» GIVEN EXERCISE
Copy each line containing the word "ylabel" from the records that follow, please.
::::::::::
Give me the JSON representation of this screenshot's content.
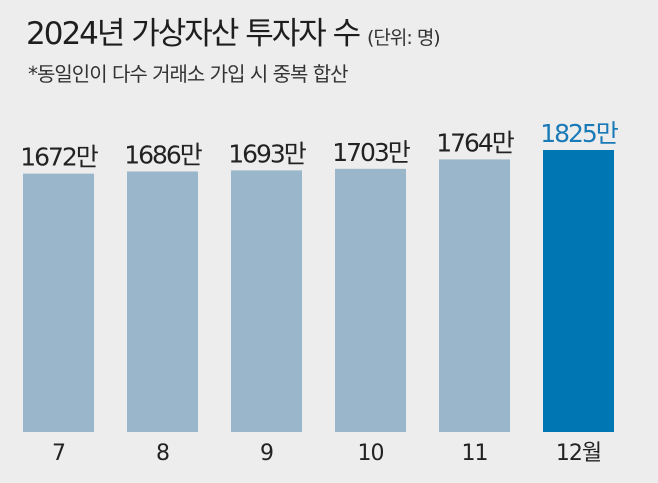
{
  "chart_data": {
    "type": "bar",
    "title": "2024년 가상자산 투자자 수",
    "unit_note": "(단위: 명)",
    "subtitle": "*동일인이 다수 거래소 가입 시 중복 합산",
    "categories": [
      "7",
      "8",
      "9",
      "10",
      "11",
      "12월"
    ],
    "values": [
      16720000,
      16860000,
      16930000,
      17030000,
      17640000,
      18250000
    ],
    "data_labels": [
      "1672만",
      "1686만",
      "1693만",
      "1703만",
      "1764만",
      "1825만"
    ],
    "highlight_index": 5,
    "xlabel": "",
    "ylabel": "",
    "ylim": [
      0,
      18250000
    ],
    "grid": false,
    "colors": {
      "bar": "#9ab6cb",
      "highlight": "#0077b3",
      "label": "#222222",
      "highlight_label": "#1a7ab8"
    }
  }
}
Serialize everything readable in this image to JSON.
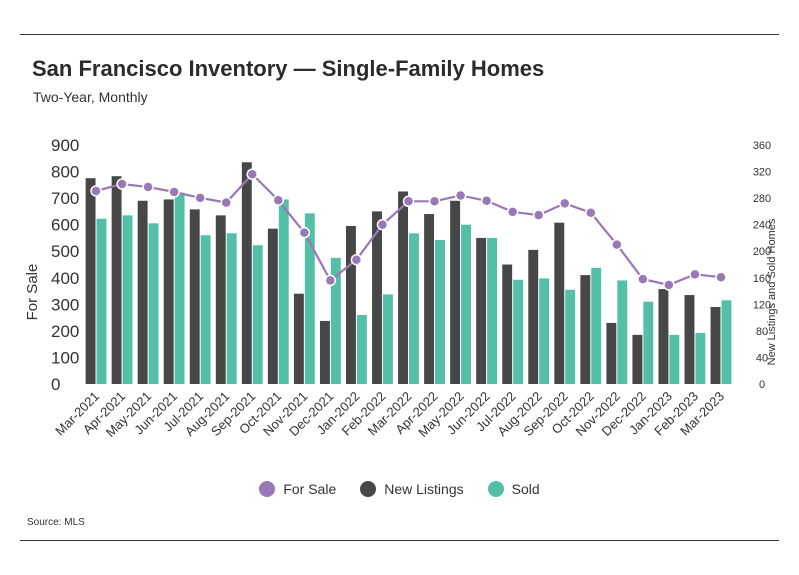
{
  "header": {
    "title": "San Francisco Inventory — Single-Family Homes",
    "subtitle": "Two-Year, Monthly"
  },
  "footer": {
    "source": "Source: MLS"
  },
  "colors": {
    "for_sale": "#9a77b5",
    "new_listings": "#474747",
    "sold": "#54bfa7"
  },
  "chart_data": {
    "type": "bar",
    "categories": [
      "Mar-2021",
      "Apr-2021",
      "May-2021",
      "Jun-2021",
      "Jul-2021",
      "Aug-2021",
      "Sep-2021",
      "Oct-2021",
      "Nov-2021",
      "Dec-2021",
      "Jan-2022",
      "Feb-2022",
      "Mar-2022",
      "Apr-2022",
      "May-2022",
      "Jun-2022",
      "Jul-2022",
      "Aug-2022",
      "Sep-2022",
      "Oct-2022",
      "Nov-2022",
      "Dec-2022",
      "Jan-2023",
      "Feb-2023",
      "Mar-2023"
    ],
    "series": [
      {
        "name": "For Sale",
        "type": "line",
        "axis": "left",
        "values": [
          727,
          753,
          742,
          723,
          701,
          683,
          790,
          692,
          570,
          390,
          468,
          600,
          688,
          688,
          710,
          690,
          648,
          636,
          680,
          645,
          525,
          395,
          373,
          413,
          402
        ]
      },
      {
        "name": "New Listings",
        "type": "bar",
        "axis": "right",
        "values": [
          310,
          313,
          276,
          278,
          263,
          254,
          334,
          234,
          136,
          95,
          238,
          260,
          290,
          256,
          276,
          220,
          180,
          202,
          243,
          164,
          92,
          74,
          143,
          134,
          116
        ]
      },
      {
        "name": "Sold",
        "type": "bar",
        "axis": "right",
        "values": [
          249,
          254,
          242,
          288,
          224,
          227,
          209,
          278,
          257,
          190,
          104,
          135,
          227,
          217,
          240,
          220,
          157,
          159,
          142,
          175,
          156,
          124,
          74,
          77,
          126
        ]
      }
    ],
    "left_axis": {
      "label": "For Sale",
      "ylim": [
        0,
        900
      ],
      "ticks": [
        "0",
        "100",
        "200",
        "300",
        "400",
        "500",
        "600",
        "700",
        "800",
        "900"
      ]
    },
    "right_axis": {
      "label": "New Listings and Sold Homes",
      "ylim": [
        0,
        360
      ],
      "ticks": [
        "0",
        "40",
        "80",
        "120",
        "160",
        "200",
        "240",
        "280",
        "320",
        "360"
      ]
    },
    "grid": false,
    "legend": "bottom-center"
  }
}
::::::::::
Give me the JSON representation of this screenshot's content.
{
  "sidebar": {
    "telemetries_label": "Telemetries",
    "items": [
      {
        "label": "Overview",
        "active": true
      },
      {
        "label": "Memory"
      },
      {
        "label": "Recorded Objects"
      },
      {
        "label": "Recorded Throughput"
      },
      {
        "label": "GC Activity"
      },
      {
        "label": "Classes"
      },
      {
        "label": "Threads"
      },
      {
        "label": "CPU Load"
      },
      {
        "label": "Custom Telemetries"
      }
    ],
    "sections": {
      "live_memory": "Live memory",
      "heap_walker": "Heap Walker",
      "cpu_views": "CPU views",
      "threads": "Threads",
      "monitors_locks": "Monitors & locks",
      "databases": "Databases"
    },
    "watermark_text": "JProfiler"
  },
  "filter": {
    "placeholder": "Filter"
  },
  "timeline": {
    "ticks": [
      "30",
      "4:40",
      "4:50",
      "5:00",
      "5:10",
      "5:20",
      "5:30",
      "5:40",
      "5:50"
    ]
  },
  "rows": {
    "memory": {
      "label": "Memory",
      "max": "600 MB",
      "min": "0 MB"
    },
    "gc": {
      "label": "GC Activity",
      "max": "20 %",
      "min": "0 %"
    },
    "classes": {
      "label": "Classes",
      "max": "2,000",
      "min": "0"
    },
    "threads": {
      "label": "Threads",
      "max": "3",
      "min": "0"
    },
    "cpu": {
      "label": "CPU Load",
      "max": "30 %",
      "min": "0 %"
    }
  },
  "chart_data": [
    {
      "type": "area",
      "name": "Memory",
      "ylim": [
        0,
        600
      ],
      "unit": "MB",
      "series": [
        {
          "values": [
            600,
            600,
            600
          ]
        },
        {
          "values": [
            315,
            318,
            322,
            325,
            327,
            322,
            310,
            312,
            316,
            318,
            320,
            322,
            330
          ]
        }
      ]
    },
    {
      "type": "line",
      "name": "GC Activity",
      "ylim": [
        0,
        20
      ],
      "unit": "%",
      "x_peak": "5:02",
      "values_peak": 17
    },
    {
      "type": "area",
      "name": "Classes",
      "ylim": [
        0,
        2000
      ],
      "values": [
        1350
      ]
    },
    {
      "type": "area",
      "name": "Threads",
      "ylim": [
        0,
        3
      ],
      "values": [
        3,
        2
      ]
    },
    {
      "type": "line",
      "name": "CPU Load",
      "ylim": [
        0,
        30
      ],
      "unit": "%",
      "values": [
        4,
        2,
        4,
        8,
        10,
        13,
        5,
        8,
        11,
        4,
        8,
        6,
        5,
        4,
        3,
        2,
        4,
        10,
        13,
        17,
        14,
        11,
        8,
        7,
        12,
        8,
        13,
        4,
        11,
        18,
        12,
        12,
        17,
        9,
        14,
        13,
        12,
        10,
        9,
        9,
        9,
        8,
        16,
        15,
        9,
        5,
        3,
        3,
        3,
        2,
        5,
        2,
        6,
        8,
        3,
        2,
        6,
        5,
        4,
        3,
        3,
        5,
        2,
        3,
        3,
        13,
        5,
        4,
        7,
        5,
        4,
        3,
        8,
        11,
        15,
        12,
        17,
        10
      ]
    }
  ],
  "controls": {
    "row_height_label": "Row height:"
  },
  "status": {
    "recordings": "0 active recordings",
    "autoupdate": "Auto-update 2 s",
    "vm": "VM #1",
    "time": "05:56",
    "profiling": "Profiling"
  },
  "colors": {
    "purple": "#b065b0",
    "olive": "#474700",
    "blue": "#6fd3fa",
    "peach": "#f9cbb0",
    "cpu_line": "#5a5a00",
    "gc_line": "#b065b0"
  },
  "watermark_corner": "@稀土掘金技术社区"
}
::::::::::
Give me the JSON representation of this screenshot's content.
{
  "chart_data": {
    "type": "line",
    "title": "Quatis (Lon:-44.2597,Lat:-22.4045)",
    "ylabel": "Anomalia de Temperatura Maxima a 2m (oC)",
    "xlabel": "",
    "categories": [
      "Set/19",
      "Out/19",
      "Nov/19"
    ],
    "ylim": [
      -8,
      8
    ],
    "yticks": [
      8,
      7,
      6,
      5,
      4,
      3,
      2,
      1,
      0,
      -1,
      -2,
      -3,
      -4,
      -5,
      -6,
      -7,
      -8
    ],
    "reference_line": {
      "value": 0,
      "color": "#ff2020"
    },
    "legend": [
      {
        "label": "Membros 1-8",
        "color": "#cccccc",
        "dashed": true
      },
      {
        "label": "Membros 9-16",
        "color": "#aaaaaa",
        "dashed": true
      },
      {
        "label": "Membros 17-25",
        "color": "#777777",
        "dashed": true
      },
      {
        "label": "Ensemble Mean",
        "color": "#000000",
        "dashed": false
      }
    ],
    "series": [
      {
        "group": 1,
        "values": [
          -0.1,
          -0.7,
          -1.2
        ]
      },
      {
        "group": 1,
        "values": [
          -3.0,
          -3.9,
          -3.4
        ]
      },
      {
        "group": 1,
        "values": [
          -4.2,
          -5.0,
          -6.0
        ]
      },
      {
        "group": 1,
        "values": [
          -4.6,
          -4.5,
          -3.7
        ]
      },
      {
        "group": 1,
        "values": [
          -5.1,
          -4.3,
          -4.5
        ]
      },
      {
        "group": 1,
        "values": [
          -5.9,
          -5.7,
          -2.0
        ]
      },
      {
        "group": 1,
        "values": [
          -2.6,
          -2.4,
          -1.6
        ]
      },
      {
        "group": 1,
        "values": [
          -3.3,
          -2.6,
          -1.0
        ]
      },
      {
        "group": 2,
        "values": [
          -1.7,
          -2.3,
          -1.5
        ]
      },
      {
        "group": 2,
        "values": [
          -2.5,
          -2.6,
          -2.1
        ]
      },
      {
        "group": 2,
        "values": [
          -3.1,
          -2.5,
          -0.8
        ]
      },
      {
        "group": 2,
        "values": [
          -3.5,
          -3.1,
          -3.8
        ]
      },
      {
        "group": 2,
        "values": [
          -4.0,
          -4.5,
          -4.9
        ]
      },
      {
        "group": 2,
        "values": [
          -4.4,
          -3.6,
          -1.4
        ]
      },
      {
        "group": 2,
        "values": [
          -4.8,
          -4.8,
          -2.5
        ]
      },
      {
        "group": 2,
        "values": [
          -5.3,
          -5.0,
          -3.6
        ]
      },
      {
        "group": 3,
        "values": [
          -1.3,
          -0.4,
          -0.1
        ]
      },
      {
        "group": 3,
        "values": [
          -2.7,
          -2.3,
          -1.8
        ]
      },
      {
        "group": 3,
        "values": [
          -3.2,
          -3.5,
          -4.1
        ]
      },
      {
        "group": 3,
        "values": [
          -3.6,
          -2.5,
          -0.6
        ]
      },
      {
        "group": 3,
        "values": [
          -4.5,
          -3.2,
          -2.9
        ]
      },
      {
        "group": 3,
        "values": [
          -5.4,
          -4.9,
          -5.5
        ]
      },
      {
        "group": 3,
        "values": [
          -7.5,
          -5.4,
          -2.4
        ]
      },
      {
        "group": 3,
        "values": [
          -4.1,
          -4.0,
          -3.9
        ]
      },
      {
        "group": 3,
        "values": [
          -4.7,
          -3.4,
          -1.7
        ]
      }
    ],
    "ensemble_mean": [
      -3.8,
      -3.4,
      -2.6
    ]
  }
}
::::::::::
» RESPONSE TO THE TASK
    "ylabel": "",
    "ylabel": "Anomalia de Temperatura Maxima a 2m (oC)",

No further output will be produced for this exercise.